WHAT IS EXPECTED
Look over the lines below. Report each one that includes the string "Head".

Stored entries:
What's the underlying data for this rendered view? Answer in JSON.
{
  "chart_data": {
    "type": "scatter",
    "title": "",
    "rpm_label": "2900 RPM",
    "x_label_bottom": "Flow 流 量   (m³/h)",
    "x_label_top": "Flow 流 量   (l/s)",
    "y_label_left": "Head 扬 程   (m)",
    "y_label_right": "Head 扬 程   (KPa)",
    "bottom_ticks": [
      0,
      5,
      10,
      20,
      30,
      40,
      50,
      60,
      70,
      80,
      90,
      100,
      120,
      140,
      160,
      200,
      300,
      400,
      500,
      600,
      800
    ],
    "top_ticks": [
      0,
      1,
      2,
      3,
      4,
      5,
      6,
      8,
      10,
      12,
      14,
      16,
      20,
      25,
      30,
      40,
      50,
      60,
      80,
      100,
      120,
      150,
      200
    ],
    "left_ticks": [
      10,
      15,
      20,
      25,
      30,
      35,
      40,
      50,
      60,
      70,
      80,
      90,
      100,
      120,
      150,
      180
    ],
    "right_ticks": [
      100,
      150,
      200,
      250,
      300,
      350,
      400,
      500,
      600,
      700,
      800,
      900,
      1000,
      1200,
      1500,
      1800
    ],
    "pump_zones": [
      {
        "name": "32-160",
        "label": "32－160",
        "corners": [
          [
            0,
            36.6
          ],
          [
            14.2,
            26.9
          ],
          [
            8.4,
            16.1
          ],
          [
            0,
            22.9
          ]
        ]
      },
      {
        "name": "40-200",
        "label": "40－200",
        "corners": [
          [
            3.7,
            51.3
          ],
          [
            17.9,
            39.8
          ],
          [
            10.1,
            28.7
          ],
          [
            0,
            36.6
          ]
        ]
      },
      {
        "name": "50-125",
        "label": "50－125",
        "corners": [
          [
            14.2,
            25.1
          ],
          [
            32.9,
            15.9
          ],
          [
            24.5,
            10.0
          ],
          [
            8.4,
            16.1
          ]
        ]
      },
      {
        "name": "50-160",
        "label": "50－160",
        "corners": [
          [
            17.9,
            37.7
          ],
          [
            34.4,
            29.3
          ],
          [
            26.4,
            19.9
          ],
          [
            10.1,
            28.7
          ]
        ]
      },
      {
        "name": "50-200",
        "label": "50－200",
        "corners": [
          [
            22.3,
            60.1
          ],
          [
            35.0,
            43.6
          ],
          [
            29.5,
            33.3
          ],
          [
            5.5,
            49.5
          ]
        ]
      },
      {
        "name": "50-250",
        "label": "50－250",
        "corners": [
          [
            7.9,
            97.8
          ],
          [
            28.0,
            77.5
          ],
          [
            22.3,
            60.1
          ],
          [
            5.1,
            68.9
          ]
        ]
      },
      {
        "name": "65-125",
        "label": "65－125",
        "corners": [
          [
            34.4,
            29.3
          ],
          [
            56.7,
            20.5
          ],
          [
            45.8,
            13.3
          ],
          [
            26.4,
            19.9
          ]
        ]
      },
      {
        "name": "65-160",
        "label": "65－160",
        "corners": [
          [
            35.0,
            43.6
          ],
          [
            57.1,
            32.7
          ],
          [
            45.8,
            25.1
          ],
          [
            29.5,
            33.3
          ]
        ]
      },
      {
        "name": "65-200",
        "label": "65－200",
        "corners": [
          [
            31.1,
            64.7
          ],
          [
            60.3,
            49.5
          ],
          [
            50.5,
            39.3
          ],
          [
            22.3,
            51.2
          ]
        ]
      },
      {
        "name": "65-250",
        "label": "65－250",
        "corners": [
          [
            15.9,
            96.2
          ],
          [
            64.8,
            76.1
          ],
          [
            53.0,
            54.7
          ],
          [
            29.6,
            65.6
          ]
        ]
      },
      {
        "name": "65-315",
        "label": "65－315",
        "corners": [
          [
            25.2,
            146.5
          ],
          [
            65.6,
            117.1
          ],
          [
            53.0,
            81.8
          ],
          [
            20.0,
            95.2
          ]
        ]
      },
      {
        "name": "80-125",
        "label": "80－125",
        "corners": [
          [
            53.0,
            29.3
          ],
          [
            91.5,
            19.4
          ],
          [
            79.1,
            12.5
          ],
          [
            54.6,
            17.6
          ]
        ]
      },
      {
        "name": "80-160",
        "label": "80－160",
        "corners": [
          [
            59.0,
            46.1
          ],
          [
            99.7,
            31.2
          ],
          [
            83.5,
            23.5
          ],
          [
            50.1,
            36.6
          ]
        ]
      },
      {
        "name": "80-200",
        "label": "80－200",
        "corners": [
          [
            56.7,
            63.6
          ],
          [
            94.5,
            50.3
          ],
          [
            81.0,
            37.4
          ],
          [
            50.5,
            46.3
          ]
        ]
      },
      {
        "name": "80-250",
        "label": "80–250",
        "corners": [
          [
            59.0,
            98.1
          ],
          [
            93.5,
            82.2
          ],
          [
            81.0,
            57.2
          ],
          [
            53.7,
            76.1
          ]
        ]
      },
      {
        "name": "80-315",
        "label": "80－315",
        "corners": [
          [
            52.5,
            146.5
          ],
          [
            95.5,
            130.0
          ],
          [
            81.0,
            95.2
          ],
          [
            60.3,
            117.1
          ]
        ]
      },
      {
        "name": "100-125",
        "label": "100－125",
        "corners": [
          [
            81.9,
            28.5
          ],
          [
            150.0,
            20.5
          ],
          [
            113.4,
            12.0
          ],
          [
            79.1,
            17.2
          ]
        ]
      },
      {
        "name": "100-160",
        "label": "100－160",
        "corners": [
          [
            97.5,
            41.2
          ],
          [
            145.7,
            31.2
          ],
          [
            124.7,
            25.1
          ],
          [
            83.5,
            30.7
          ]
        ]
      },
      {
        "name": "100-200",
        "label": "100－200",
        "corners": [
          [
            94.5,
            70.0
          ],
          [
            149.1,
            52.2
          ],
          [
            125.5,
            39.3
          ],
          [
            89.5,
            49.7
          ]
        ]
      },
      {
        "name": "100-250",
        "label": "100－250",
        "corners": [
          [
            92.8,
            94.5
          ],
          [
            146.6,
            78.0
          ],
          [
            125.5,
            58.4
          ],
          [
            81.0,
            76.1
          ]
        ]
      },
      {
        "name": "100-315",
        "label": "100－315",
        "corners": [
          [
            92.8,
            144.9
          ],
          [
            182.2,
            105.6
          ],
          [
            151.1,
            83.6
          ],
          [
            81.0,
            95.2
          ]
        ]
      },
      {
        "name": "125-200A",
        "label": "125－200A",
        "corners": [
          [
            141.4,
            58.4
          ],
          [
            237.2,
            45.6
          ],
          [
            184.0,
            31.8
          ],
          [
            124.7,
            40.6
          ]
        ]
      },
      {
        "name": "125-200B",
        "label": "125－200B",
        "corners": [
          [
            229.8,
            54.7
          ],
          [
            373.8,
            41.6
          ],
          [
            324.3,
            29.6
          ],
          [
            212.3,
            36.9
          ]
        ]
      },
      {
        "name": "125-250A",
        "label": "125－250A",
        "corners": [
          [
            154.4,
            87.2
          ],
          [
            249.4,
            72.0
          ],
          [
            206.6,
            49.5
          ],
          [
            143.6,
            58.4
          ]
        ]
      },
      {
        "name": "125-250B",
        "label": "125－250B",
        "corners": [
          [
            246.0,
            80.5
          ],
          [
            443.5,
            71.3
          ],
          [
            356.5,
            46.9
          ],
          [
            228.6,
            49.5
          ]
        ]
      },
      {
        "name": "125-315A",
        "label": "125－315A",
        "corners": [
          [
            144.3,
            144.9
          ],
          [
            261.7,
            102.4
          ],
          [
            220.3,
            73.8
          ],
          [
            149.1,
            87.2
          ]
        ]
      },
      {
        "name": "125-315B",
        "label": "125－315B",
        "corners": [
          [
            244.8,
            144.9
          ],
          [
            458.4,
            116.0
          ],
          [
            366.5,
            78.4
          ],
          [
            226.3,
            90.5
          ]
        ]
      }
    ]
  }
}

SOLUTION FOR THIS PROBLEM
    "y_label_left": "Head 扬 程   (m)",
    "y_label_right": "Head 扬 程   (KPa)",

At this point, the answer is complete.